__TASK STATEMENT__.
Each line should be copied exactly.

[Source records]
————

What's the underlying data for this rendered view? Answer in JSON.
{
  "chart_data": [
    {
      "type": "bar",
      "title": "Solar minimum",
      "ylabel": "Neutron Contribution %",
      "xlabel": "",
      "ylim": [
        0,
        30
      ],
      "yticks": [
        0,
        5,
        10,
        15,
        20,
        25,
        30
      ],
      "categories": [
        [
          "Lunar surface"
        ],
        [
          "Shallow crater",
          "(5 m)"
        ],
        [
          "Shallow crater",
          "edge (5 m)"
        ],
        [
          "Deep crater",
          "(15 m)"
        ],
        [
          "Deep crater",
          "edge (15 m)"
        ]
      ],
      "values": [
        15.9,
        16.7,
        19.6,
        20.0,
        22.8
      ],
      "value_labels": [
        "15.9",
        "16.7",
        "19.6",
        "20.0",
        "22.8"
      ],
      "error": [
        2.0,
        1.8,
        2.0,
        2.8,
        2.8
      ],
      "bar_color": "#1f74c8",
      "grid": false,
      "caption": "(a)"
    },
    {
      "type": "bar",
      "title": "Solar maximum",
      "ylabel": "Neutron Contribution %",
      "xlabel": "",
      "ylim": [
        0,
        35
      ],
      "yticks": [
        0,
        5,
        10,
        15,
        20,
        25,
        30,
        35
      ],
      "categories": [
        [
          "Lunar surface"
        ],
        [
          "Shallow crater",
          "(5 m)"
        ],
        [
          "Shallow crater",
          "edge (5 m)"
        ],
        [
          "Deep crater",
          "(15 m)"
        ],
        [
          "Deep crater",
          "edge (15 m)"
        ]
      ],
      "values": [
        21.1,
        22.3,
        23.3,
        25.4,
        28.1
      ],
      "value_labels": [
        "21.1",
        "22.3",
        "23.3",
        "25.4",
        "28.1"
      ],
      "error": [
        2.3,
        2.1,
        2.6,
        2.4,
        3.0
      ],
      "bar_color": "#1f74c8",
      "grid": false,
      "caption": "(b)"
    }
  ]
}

————

__CORRECT ANSWER__.
What's the underlying data for this rendered view? Answer in JSON.
{
  "chart_data": [
    {
      "type": "bar",
      "title": "Solar minimum",
      "ylabel": "Neutron Contribution %",
      "xlabel": "",
      "ylim": [
        0,
        30
      ],
      "yticks": [
        0,
        5,
        10,
        15,
        20,
        25,
        30
      ],
      "categories": [
        [
          "Lunar surface"
        ],
        [
          "Shallow crater",
          "(5 m)"
        ],
        [
          "Shallow crater",
          "edge (5 m)"
        ],
        [
          "Deep crater",
          "(15 m)"
        ],
        [
          "Deep crater",
          "edge (15 m)"
        ]
      ],
      "values": [
        15.9,
        16.7,
        19.6,
        20.0,
        22.8
      ],
      "value_labels": [
        "15.9",
        "16.7",
        "19.6",
        "20.0",
        "22.8"
      ],
      "error": [
        2.0,
        1.8,
        2.0,
        2.8,
        2.8
      ],
      "bar_color": "#1f74c8",
      "grid": false,
      "caption": "(a)"
    },
    {
      "type": "bar",
      "title": "Solar maximum",
      "ylabel": "Neutron Contribution %",
      "xlabel": "",
      "ylim": [
        0,
        35
      ],
      "yticks": [
        0,
        5,
        10,
        15,
        20,
        25,
        30,
        35
      ],
      "categories": [
        [
          "Lunar surface"
        ],
        [
          "Shallow crater",
          "(5 m)"
        ],
        [
          "Shallow crater",
          "edge (5 m)"
        ],
        [
          "Deep crater",
          "(15 m)"
        ],
        [
          "Deep crater",
          "edge (15 m)"
        ]
      ],
      "values": [
        21.1,
        22.3,
        23.3,
        25.4,
        28.1
      ],
      "value_labels": [
        "21.1",
        "22.3",
        "23.3",
        "25.4",
        "28.1"
      ],
      "error": [
        2.3,
        2.1,
        2.6,
        2.4,
        3.0
      ],
      "bar_color": "#1f74c8",
      "grid": false,
      "caption": "(b)"
    }
  ]
}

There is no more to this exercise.